▶ [What to work on]: List all the lines in these records that hold "特百惠水杯一个".

▶ [Records for processing]:
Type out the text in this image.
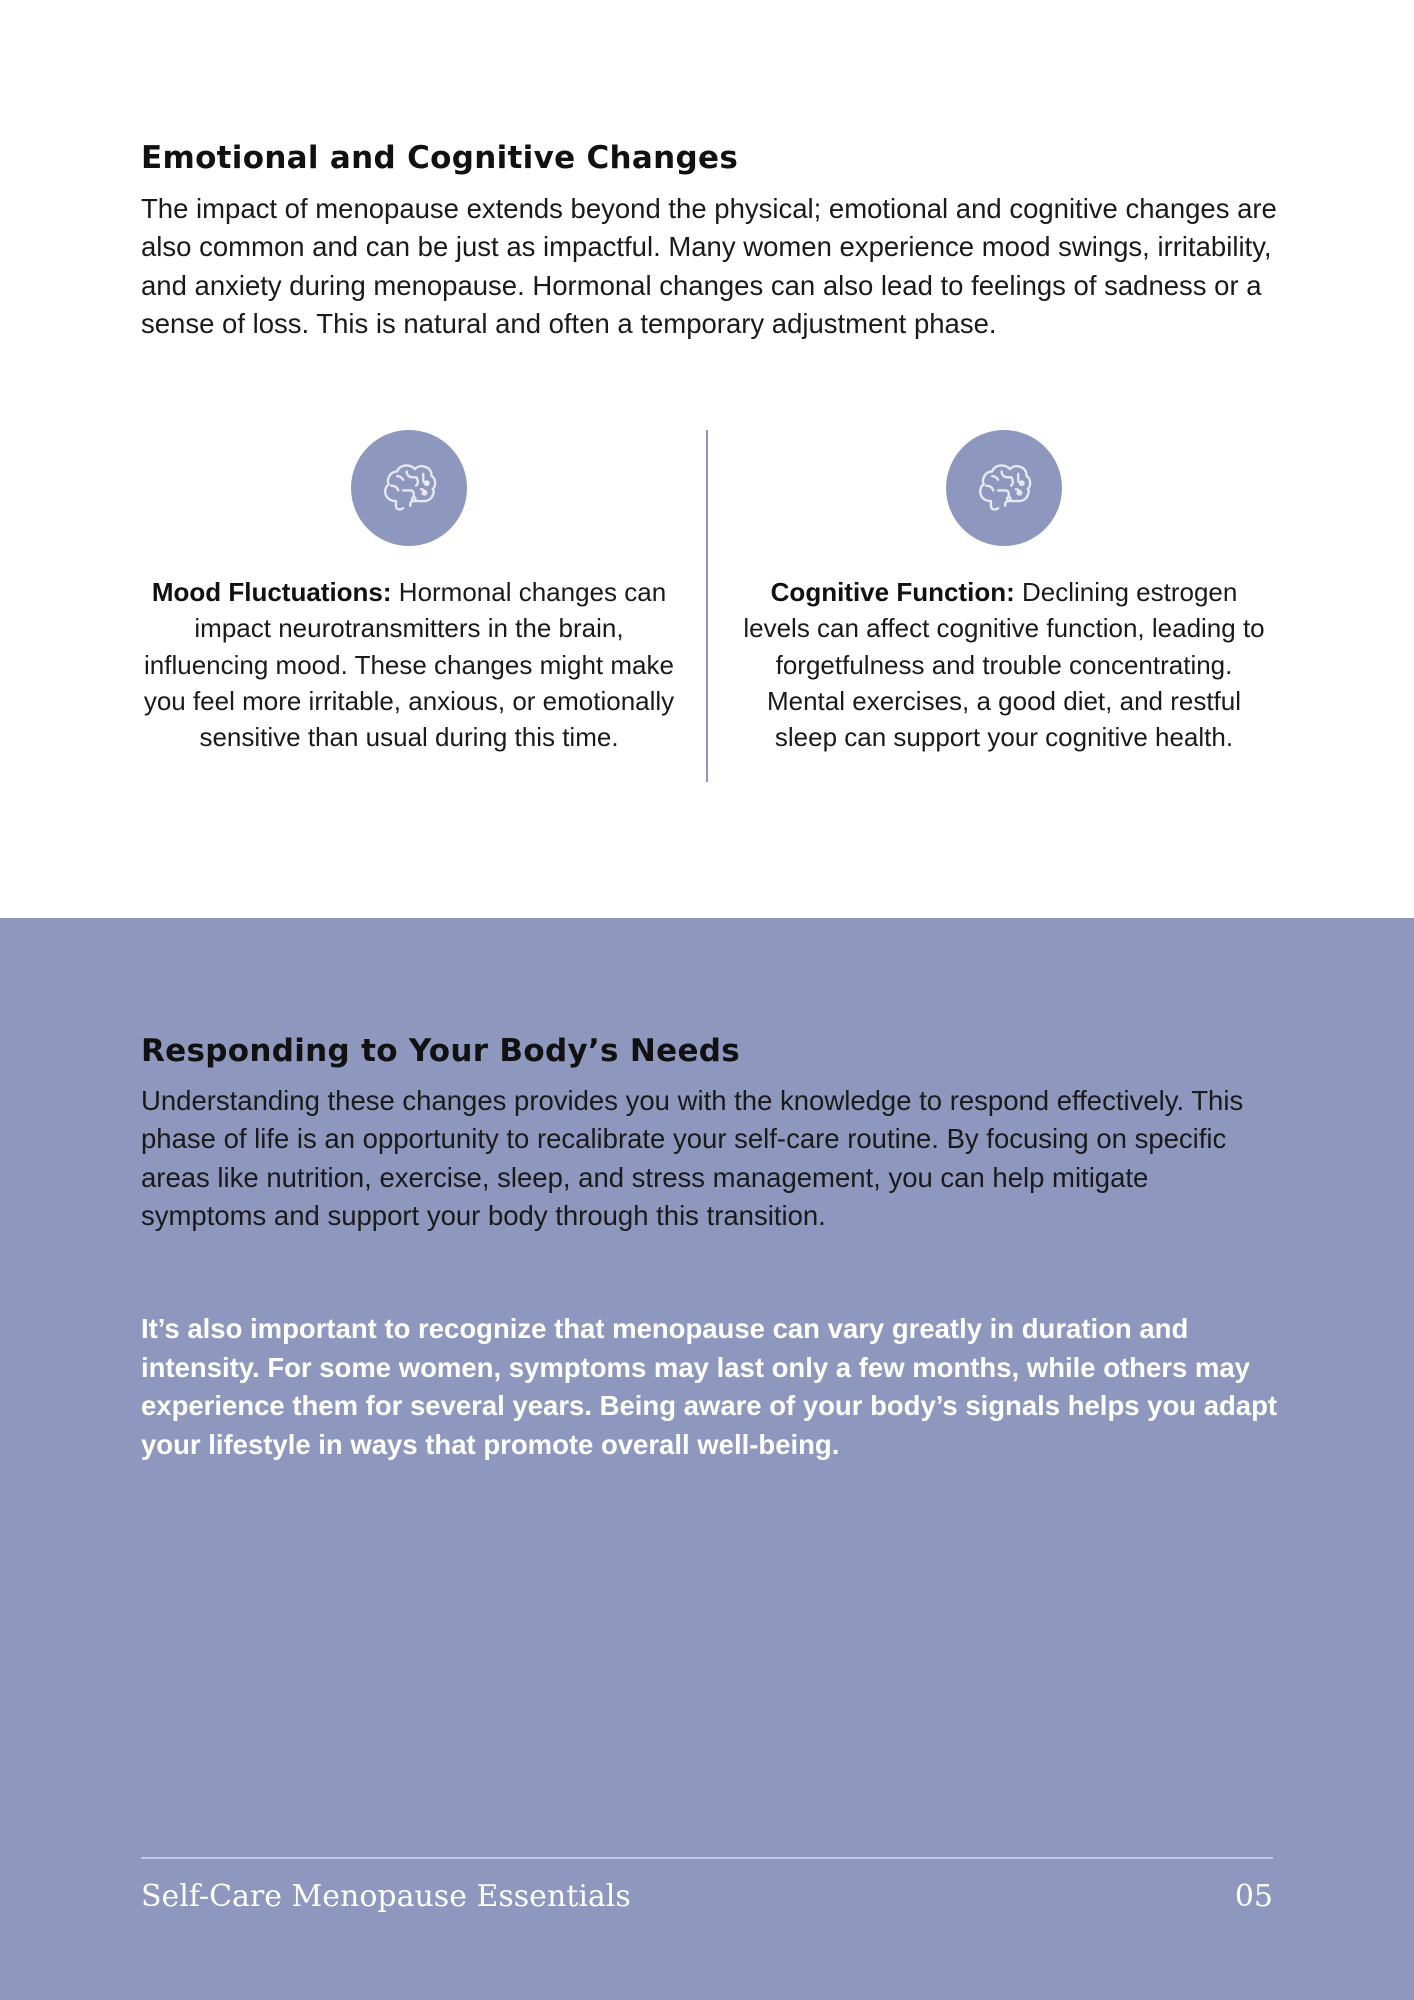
Emotional and Cognitive Changes

The impact of menopause extends beyond the physical; emotional and cognitive changes are also common and can be just as impactful. Many women experience mood swings, irritability, and anxiety during menopause. Hormonal changes can also lead to feelings of sadness or a sense of loss. This is natural and often a temporary adjustment phase.

Mood Fluctuations: Hormonal changes can impact neurotransmitters in the brain, influencing mood. These changes might make you feel more irritable, anxious, or emotionally sensitive than usual during this time.

Cognitive Function: Declining estrogen levels can affect cognitive function, leading to forgetfulness and trouble concentrating. Mental exercises, a good diet, and restful sleep can support your cognitive health.

Responding to Your Body’s Needs

Understanding these changes provides you with the knowledge to respond effectively. This phase of life is an opportunity to recalibrate your self-care routine. By focusing on specific areas like nutrition, exercise, sleep, and stress management, you can help mitigate symptoms and support your body through this transition.

It’s also important to recognize that menopause can vary greatly in duration and intensity. For some women, symptoms may last only a few months, while others may experience them for several years. Being aware of your body’s signals helps you adapt your lifestyle in ways that promote overall well-being.

Self-Care Menopause Essentials	05
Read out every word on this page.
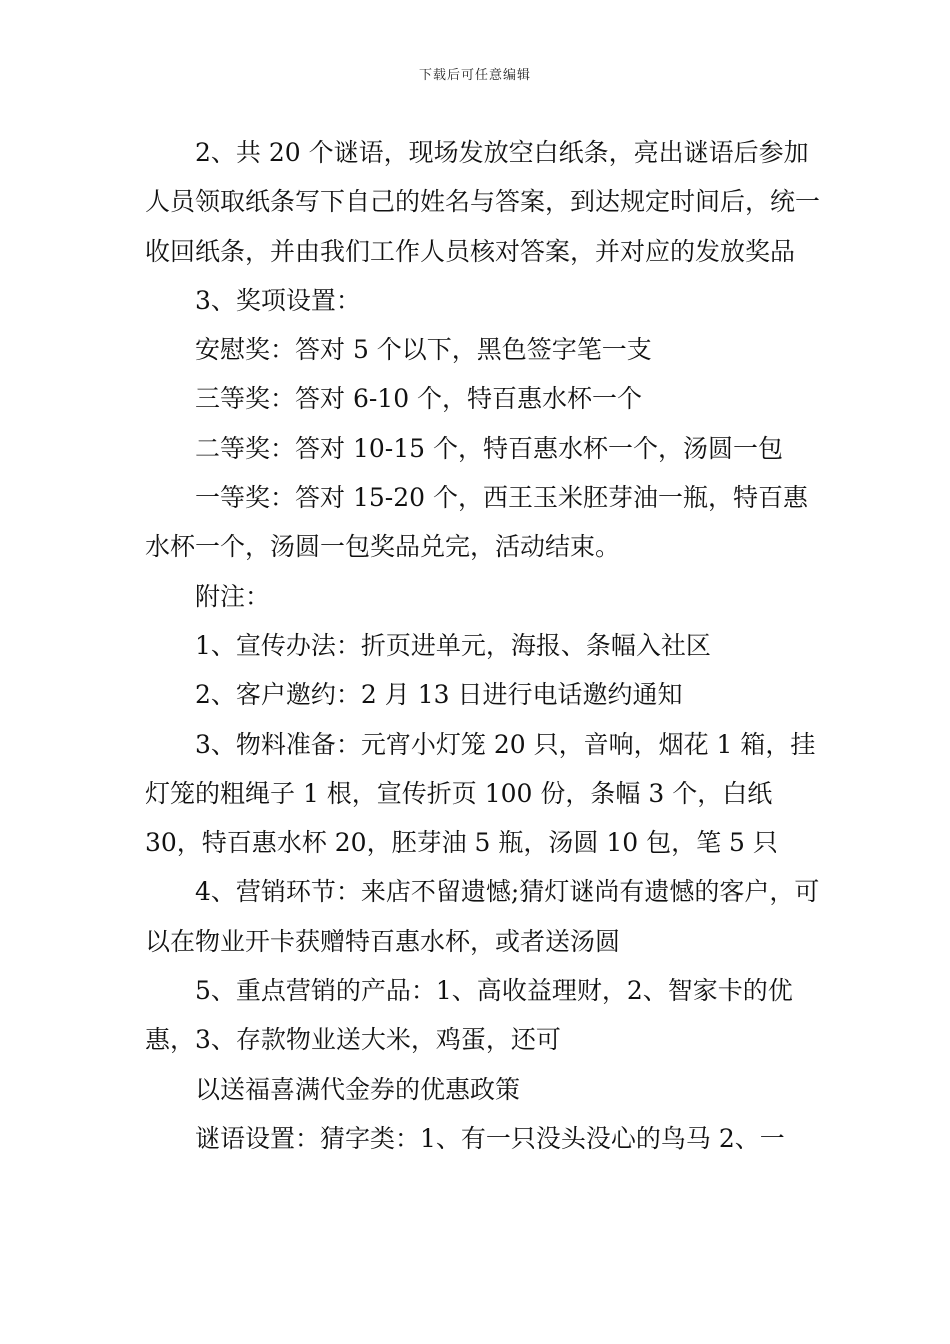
下载后可任意编辑

2、共 20 个谜语，现场发放空白纸条，亮出谜语后参加人员领取纸条写下自己的姓名与答案，到达规定时间后，统一收回纸条，并由我们工作人员核对答案，并对应的发放奖品

3、奖项设置：

安慰奖：答对 5 个以下，黑色签字笔一支

三等奖：答对 6-10 个，特百惠水杯一个

二等奖：答对 10-15 个，特百惠水杯一个，汤圆一包

一等奖：答对 15-20 个，西王玉米胚芽油一瓶，特百惠水杯一个，汤圆一包奖品兑完，活动结束。

附注：

1、宣传办法：折页进单元，海报、条幅入社区

2、客户邀约：2 月 13 日进行电话邀约通知

3、物料准备：元宵小灯笼 20 只，音响，烟花 1 箱，挂灯笼的粗绳子 1 根，宣传折页 100 份，条幅 3 个，白纸 30，特百惠水杯 20，胚芽油 5 瓶，汤圆 10 包，笔 5 只

4、营销环节：来店不留遗憾;猜灯谜尚有遗憾的客户，可以在物业开卡获赠特百惠水杯，或者送汤圆

5、重点营销的产品：1、高收益理财，2、智家卡的优惠，3、存款物业送大米，鸡蛋，还可

以送福喜满代金券的优惠政策

谜语设置：猜字类：1、有一只没头没心的鸟马 2、一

▶ [Output below]:
三等奖：答对 6-10 个，特百惠水杯一个
二等奖：答对 10-15 个，特百惠水杯一个，汤圆一包
一等奖：答对 15-20 个，西王玉米胚芽油一瓶，特百惠水杯一个，汤圆一包奖品兑完，活动结束。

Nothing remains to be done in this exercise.